[Listings of element locations]
= = = =

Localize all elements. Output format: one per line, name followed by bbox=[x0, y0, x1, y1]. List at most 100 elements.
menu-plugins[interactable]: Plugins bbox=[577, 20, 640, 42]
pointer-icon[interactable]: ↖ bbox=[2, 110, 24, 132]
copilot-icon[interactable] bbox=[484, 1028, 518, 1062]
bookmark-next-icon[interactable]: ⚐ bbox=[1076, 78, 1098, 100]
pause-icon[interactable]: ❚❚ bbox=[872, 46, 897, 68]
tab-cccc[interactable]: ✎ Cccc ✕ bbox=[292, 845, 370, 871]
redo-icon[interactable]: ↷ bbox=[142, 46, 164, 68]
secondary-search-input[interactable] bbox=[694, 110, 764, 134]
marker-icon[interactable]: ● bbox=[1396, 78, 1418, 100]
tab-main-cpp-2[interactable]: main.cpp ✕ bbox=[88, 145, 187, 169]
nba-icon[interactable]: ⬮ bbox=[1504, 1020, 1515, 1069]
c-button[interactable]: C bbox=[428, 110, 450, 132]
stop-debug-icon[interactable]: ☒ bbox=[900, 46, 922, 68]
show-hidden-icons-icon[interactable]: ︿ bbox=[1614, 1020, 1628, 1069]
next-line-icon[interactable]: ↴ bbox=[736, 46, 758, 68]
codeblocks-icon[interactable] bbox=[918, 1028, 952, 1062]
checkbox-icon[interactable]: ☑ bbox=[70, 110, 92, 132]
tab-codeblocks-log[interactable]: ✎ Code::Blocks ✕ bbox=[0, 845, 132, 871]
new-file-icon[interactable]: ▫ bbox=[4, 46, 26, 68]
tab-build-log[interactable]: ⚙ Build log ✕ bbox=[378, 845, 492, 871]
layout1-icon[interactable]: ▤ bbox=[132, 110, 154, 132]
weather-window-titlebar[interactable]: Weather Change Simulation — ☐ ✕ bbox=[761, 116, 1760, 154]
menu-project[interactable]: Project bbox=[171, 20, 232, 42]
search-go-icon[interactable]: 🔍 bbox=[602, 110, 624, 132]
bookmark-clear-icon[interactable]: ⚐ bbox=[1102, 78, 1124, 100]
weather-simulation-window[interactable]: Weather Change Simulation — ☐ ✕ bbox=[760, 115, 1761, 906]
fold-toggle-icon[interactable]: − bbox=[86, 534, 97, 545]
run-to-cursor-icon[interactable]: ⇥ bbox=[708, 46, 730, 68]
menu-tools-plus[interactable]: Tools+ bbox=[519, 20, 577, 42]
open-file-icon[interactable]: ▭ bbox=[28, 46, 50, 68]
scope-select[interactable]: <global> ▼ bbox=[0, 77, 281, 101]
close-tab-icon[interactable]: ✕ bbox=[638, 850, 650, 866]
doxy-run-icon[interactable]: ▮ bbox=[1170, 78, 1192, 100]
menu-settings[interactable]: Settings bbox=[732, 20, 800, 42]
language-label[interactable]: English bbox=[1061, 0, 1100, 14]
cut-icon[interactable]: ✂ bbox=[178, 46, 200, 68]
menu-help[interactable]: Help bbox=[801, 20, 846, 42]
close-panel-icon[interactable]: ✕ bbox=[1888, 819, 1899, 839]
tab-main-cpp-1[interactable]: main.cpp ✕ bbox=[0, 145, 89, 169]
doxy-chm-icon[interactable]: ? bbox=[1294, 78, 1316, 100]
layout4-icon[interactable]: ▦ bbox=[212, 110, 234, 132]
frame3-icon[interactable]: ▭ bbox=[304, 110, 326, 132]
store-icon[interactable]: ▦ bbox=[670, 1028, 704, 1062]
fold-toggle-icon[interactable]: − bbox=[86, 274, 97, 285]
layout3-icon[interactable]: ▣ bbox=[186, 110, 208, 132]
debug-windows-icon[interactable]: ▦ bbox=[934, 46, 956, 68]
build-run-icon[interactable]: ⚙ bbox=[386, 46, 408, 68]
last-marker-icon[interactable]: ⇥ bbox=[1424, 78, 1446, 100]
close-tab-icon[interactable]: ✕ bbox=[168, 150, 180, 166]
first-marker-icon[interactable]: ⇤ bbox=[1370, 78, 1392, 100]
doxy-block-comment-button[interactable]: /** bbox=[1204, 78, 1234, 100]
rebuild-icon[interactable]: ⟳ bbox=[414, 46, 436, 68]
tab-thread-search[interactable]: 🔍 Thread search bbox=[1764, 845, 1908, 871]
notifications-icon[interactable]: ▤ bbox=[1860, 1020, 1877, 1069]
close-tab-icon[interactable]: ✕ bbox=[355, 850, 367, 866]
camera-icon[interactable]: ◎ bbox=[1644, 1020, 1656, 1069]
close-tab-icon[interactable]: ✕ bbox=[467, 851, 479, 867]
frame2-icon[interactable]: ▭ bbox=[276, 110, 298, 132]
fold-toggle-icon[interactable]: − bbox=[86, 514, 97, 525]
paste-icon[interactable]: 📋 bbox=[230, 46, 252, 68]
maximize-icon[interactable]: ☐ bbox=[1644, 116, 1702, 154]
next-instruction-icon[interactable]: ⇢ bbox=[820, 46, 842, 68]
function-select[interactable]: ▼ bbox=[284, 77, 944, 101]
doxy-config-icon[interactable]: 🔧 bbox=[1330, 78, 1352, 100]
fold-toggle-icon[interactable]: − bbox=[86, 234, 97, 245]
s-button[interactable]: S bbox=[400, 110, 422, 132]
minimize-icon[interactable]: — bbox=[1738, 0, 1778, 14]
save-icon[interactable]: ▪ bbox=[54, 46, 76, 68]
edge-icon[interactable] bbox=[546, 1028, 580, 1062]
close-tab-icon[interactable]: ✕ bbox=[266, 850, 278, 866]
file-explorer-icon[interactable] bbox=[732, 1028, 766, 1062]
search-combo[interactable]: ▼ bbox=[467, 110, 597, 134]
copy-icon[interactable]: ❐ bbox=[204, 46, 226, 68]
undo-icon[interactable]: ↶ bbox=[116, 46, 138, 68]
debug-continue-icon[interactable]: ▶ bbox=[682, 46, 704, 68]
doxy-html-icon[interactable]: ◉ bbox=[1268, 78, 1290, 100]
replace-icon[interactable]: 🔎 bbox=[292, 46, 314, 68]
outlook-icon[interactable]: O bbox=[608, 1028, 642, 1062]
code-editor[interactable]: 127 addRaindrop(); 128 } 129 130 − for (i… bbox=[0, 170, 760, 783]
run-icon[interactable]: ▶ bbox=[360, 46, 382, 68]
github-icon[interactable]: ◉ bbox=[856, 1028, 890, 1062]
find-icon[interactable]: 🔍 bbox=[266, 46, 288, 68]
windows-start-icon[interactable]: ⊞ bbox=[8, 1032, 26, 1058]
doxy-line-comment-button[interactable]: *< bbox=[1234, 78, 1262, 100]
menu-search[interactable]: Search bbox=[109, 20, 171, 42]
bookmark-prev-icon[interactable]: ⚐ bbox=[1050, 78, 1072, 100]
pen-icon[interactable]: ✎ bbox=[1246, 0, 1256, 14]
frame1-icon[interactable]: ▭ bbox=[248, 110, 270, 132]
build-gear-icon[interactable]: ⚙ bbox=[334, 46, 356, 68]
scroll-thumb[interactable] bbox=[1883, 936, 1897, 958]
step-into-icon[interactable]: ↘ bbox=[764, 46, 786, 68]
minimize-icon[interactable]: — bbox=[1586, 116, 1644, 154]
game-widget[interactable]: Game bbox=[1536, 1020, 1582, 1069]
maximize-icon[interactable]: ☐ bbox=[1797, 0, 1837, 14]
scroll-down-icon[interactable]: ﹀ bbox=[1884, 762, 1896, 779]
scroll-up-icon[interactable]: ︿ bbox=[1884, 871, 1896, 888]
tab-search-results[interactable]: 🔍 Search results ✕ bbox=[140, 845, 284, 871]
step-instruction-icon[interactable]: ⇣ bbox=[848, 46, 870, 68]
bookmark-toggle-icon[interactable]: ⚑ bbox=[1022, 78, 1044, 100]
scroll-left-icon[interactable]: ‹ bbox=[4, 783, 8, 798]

= = = =

## Aim of the exercise
From the data above, pull out every line containing the string "select", matching case exactly.

## The output
scope-select[interactable]: <global> ▼ bbox=[0, 77, 281, 101]
function-select[interactable]: ▼ bbox=[284, 77, 944, 101]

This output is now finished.